[Begin]

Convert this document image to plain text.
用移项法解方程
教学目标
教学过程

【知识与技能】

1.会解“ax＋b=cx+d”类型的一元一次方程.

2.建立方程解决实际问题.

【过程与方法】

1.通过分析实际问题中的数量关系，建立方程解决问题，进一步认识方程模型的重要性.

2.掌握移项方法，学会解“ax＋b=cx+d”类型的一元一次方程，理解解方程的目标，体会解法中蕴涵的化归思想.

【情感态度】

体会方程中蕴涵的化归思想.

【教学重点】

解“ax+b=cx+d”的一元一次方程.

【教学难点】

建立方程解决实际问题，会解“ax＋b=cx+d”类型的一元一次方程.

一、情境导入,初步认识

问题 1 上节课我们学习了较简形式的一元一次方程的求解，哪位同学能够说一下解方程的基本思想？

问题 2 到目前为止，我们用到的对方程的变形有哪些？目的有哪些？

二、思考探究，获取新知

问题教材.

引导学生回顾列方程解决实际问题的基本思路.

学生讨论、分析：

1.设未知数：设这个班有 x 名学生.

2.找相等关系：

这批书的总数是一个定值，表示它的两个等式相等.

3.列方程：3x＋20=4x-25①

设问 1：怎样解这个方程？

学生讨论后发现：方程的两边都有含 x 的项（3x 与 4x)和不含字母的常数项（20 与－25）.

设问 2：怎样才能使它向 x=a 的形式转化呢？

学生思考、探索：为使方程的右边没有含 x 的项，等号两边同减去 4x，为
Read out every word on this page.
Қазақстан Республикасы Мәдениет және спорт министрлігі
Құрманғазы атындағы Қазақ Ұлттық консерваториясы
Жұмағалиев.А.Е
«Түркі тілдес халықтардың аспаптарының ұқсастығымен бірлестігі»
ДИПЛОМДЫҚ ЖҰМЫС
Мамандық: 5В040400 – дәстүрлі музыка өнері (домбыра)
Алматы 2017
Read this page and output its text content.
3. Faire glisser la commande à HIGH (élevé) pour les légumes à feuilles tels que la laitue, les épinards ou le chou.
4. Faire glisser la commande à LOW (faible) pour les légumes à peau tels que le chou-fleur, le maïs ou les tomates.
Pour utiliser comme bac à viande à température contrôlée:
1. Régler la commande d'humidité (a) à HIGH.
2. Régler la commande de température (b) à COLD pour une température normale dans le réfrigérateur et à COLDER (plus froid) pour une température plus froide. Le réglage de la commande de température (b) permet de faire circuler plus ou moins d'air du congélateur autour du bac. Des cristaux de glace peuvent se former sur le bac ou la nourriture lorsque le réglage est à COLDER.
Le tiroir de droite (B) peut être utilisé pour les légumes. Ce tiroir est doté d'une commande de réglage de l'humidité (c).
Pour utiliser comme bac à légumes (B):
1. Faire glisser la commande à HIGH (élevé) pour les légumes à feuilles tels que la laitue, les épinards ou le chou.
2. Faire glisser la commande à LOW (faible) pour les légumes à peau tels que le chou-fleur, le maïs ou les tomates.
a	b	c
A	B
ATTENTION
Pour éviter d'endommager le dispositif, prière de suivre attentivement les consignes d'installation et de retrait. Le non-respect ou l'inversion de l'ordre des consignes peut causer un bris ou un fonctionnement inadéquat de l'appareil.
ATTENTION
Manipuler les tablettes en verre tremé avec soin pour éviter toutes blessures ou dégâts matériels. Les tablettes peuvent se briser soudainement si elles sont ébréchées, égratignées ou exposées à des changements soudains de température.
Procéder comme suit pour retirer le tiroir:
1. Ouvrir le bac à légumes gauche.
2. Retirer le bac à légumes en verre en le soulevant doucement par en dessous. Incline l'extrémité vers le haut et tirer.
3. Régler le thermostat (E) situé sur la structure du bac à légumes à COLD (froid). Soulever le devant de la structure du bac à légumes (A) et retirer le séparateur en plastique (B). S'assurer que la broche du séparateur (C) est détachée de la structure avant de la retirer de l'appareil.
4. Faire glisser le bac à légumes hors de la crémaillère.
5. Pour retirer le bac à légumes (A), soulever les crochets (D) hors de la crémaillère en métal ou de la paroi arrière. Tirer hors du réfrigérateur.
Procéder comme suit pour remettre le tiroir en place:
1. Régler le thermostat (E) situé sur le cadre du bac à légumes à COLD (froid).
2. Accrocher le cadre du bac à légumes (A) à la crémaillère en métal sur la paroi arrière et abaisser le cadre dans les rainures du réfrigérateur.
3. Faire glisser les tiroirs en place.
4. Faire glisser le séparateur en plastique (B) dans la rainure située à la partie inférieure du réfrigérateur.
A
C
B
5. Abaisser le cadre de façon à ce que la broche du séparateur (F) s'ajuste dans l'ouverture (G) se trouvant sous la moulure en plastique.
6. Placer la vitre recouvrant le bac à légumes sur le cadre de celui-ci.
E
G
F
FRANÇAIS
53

[End]

§ **THE REQUEST**:
Make a tally of the lines in this data that include the string "froid", and answer with that tally alone.

§ **ANSWER**:
3